## START PROVIDED DATA
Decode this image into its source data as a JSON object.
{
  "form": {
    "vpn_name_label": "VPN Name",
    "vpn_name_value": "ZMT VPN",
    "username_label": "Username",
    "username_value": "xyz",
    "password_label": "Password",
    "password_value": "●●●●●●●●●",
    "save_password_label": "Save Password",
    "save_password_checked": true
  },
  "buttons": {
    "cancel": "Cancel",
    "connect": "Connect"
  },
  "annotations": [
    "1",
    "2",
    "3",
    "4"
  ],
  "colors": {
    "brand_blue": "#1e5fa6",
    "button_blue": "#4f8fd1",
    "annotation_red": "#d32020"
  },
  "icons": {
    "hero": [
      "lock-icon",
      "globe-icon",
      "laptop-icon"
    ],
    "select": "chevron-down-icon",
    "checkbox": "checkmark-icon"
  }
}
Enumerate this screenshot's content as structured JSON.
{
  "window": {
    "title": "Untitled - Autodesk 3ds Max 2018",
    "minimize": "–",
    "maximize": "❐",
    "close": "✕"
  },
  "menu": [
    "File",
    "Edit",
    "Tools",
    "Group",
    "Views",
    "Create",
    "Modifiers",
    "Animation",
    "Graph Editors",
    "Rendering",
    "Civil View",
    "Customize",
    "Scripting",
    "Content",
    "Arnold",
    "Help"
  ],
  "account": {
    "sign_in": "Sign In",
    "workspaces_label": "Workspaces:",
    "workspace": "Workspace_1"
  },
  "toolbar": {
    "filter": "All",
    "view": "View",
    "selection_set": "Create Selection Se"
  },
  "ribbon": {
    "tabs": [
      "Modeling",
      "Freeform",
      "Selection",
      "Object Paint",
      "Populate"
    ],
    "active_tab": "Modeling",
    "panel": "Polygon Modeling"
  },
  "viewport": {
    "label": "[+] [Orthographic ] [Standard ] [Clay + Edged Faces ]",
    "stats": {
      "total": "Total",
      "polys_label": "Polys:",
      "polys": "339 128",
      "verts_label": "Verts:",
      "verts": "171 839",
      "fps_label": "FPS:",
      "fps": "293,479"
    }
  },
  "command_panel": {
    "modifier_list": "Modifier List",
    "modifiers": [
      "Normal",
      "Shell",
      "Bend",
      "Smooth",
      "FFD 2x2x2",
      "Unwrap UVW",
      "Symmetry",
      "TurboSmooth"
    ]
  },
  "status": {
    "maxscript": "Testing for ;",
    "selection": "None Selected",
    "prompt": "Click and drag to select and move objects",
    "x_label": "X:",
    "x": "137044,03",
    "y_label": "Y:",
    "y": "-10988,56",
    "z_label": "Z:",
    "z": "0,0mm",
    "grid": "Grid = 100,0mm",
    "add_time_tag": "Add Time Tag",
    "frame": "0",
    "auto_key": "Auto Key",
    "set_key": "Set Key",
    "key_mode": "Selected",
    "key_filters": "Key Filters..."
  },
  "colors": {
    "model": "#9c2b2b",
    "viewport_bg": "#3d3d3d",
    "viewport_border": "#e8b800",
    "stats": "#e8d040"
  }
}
## END PROVIDED DATA
Working from the material above, retype it in its entirety without change.

Decode this image into its source data as a JSON object.
{
  "form": {
    "vpn_name_label": "VPN Name",
    "vpn_name_value": "ZMT VPN",
    "username_label": "Username",
    "username_value": "xyz",
    "password_label": "Password",
    "password_value": "●●●●●●●●●",
    "save_password_label": "Save Password",
    "save_password_checked": true
  },
  "buttons": {
    "cancel": "Cancel",
    "connect": "Connect"
  },
  "annotations": [
    "1",
    "2",
    "3",
    "4"
  ],
  "colors": {
    "brand_blue": "#1e5fa6",
    "button_blue": "#4f8fd1",
    "annotation_red": "#d32020"
  },
  "icons": {
    "hero": [
      "lock-icon",
      "globe-icon",
      "laptop-icon"
    ],
    "select": "chevron-down-icon",
    "checkbox": "checkmark-icon"
  }
}
Enumerate this screenshot's content as structured JSON.
{
  "window": {
    "title": "Untitled - Autodesk 3ds Max 2018",
    "minimize": "–",
    "maximize": "❐",
    "close": "✕"
  },
  "menu": [
    "File",
    "Edit",
    "Tools",
    "Group",
    "Views",
    "Create",
    "Modifiers",
    "Animation",
    "Graph Editors",
    "Rendering",
    "Civil View",
    "Customize",
    "Scripting",
    "Content",
    "Arnold",
    "Help"
  ],
  "account": {
    "sign_in": "Sign In",
    "workspaces_label": "Workspaces:",
    "workspace": "Workspace_1"
  },
  "toolbar": {
    "filter": "All",
    "view": "View",
    "selection_set": "Create Selection Se"
  },
  "ribbon": {
    "tabs": [
      "Modeling",
      "Freeform",
      "Selection",
      "Object Paint",
      "Populate"
    ],
    "active_tab": "Modeling",
    "panel": "Polygon Modeling"
  },
  "viewport": {
    "label": "[+] [Orthographic ] [Standard ] [Clay + Edged Faces ]",
    "stats": {
      "total": "Total",
      "polys_label": "Polys:",
      "polys": "339 128",
      "verts_label": "Verts:",
      "verts": "171 839",
      "fps_label": "FPS:",
      "fps": "293,479"
    }
  },
  "command_panel": {
    "modifier_list": "Modifier List",
    "modifiers": [
      "Normal",
      "Shell",
      "Bend",
      "Smooth",
      "FFD 2x2x2",
      "Unwrap UVW",
      "Symmetry",
      "TurboSmooth"
    ]
  },
  "status": {
    "maxscript": "Testing for ;",
    "selection": "None Selected",
    "prompt": "Click and drag to select and move objects",
    "x_label": "X:",
    "x": "137044,03",
    "y_label": "Y:",
    "y": "-10988,56",
    "z_label": "Z:",
    "z": "0,0mm",
    "grid": "Grid = 100,0mm",
    "add_time_tag": "Add Time Tag",
    "frame": "0",
    "auto_key": "Auto Key",
    "set_key": "Set Key",
    "key_mode": "Selected",
    "key_filters": "Key Filters..."
  },
  "colors": {
    "model": "#9c2b2b",
    "viewport_bg": "#3d3d3d",
    "viewport_border": "#e8b800",
    "stats": "#e8d040"
  }
}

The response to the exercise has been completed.